* What you will do: Reply with one number only, the count of lines holding the string "MARTS".

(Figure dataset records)
###

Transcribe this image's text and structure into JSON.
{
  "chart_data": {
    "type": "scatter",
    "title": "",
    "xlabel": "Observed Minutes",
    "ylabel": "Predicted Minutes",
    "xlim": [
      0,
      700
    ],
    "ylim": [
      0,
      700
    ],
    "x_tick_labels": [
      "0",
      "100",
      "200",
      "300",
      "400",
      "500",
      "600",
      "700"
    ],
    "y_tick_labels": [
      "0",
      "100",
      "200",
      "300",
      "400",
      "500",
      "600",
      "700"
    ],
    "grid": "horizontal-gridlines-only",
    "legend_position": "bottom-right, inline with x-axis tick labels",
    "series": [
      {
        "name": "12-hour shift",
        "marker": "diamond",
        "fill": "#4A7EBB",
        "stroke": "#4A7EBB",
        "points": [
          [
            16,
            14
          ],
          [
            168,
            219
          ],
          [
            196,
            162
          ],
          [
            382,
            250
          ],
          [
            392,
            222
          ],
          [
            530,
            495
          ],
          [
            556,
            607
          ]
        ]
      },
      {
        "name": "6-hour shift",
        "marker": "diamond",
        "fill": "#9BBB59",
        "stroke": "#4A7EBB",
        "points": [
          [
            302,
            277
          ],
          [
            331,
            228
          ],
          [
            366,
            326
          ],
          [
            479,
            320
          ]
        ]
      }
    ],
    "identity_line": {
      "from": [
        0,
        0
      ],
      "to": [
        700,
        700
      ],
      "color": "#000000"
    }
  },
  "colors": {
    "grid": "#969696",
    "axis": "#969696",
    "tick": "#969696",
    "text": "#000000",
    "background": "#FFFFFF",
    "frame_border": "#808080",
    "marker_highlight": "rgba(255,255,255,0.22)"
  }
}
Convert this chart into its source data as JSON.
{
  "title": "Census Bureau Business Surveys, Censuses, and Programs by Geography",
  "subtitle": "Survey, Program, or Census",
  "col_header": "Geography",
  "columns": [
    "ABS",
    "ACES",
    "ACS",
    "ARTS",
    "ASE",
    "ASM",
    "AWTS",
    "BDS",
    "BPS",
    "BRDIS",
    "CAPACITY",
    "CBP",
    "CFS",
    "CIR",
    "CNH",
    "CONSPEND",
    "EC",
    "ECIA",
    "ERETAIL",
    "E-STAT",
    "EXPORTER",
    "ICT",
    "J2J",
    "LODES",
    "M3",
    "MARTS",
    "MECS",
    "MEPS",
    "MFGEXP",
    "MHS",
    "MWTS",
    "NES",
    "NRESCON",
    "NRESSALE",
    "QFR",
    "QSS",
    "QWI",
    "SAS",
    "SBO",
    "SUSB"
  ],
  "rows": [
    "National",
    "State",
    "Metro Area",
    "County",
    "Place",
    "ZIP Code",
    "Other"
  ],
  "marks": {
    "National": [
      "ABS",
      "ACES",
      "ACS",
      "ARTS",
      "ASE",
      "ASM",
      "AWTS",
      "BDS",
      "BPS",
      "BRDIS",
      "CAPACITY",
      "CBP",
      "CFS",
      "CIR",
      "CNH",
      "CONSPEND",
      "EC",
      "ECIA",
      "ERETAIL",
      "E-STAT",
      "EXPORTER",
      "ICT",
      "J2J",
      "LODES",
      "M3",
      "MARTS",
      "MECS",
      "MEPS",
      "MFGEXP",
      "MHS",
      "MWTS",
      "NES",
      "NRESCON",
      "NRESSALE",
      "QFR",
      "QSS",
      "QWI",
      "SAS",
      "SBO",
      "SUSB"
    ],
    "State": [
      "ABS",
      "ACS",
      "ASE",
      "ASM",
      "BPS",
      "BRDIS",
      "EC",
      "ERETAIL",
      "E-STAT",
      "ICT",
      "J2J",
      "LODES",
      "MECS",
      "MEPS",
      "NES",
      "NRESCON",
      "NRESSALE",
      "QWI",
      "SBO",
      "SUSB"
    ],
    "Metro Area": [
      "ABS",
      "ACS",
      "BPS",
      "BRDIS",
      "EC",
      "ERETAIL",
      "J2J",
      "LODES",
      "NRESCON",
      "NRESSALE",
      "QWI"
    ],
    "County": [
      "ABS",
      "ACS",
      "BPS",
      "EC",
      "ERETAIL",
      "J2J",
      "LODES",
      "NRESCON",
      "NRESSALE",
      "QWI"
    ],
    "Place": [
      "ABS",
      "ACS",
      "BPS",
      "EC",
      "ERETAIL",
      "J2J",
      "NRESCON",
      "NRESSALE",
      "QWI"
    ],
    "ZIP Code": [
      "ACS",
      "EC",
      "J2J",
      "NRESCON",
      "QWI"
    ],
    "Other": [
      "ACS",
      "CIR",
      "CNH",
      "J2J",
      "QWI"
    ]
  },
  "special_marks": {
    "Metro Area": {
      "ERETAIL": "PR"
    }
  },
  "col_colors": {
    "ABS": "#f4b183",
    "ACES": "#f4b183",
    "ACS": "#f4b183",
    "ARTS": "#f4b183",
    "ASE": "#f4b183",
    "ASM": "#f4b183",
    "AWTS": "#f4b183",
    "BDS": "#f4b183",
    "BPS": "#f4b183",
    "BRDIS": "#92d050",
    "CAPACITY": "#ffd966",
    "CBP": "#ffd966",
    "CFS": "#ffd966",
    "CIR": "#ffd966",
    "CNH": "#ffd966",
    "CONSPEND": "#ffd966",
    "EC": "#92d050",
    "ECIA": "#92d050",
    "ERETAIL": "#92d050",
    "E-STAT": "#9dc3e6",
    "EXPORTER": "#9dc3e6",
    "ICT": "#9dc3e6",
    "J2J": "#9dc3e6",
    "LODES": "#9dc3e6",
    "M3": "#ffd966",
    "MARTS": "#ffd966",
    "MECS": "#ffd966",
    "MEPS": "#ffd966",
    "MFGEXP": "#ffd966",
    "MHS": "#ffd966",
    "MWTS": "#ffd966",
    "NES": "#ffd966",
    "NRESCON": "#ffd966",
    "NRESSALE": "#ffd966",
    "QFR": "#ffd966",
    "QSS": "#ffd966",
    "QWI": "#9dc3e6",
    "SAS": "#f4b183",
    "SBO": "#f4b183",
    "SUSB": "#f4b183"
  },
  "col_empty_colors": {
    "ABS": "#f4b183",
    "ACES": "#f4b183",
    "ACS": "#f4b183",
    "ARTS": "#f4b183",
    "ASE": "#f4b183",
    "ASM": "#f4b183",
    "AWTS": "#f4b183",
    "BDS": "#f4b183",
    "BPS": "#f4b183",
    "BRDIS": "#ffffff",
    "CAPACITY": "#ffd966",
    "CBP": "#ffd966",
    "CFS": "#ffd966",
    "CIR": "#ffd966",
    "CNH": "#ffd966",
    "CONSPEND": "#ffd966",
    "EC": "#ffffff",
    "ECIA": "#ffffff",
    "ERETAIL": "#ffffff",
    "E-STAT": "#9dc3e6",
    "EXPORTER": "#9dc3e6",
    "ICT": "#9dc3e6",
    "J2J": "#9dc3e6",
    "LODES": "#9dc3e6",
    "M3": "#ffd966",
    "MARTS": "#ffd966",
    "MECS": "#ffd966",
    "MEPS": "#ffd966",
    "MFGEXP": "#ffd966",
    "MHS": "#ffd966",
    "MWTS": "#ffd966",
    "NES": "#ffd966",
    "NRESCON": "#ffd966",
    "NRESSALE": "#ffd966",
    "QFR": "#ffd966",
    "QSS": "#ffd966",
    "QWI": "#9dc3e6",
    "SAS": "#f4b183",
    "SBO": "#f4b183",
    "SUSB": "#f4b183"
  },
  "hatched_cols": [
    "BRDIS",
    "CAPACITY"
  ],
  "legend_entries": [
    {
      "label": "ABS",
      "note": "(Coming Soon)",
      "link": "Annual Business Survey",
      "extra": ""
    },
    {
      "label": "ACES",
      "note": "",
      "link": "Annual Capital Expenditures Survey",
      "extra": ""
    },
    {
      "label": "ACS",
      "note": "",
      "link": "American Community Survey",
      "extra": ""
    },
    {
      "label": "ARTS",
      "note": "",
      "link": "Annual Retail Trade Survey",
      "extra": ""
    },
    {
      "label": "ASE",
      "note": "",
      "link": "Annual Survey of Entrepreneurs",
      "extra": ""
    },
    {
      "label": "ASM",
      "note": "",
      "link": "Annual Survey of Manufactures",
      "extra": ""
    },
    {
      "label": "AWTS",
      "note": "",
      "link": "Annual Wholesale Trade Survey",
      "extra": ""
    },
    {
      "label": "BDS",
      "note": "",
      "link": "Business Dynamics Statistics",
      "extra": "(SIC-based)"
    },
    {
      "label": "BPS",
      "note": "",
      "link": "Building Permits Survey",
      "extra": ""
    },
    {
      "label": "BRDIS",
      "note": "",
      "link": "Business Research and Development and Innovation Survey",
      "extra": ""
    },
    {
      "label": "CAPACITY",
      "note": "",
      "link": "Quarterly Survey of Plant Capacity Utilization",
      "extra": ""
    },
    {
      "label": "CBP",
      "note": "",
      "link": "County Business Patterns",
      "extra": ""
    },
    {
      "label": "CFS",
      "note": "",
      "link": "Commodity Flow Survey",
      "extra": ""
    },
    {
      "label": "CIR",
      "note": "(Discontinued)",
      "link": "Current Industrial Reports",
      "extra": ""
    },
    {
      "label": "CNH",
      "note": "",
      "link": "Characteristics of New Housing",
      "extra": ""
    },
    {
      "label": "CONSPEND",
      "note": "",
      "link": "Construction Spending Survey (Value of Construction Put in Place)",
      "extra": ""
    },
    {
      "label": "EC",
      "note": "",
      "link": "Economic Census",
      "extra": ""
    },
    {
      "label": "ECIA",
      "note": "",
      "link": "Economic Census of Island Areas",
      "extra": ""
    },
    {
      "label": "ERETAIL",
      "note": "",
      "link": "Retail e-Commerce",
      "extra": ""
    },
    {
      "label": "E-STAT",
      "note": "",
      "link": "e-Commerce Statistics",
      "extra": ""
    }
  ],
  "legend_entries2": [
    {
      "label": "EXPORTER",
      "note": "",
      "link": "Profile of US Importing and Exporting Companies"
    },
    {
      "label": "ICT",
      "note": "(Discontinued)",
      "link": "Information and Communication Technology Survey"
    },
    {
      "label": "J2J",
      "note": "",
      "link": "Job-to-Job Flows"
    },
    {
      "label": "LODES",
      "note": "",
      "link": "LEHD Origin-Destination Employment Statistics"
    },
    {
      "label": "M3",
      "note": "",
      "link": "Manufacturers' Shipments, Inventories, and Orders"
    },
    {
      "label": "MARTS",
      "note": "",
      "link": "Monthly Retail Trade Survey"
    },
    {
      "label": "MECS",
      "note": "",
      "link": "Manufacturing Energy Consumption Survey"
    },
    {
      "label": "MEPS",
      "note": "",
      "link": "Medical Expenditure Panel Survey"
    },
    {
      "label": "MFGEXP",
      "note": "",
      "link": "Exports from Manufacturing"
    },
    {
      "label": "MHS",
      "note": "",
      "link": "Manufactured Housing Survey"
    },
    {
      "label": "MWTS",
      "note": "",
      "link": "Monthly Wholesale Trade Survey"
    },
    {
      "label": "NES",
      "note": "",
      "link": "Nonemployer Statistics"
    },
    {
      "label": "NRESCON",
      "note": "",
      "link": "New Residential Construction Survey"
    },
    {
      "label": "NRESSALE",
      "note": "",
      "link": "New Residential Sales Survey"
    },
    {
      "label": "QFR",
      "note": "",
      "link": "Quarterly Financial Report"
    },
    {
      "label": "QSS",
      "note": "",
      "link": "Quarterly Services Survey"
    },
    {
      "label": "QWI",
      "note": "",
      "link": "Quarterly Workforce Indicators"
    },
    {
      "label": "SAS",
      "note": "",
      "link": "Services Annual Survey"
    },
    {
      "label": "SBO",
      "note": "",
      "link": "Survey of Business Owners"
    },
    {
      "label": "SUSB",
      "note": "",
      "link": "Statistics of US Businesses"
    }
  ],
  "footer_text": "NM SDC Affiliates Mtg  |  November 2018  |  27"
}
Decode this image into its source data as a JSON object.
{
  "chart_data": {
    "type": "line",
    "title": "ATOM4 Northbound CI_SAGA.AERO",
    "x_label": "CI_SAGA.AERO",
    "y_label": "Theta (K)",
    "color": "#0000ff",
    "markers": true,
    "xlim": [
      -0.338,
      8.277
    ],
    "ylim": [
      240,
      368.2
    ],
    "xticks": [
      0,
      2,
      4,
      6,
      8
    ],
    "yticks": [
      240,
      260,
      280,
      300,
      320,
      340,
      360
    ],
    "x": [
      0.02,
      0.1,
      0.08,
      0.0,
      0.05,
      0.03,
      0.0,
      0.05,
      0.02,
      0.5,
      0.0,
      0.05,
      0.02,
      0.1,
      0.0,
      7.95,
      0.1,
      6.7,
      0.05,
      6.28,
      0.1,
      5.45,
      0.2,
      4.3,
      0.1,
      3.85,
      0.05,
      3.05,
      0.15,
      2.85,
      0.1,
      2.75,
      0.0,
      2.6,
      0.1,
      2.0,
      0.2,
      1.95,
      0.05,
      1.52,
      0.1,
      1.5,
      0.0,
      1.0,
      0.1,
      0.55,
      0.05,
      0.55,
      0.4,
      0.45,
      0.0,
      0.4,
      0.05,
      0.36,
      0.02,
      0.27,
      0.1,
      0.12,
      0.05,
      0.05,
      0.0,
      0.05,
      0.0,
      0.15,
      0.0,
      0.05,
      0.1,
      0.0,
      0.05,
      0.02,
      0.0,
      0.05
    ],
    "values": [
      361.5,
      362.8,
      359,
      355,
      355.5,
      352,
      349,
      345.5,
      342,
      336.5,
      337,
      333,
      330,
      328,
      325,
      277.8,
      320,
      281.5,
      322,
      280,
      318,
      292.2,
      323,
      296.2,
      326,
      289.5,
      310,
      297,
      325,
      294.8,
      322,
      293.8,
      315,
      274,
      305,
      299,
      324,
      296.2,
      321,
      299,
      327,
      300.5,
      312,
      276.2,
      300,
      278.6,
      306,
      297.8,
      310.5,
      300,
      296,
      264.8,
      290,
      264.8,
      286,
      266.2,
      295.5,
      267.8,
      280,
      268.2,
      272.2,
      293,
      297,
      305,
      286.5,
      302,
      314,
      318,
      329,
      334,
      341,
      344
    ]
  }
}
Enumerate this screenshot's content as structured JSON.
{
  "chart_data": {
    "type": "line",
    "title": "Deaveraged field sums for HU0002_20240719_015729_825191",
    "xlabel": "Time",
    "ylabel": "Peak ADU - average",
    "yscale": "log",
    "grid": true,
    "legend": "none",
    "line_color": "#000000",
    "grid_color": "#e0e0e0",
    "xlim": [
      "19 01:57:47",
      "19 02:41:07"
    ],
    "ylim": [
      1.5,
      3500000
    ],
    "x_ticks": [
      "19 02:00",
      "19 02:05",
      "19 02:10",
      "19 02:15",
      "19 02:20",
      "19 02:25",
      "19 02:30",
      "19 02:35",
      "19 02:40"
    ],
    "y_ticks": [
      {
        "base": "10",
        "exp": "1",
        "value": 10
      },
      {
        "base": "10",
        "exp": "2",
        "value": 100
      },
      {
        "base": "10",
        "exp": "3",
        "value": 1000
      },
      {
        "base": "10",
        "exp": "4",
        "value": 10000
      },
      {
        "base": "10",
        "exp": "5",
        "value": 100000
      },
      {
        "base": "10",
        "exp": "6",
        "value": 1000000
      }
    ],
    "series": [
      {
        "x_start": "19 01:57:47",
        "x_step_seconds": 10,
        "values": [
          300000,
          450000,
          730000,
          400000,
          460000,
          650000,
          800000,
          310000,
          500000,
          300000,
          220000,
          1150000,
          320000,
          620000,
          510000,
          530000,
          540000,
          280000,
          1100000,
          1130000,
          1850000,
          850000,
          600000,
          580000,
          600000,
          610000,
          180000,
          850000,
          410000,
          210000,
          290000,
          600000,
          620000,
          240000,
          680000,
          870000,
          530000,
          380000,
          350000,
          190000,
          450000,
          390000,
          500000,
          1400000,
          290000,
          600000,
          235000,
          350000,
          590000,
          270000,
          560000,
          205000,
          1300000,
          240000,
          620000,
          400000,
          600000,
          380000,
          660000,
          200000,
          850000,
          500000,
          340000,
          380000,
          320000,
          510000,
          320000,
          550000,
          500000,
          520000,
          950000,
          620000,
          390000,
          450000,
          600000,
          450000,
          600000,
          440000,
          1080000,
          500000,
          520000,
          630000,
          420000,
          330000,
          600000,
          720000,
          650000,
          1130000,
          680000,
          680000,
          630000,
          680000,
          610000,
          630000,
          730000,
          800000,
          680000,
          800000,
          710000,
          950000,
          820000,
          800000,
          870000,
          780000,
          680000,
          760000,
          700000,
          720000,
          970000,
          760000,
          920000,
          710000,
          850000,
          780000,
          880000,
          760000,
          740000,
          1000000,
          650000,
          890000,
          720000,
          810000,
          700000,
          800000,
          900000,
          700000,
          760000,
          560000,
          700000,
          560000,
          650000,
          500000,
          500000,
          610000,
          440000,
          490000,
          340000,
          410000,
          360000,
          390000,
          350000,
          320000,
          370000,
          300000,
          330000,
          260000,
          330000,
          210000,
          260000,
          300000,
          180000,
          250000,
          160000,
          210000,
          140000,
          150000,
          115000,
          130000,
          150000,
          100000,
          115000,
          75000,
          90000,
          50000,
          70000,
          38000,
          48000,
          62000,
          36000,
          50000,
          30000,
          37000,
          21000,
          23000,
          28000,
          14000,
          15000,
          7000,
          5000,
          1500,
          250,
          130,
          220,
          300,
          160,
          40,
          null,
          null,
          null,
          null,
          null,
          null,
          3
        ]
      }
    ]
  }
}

###

* Right answer: 5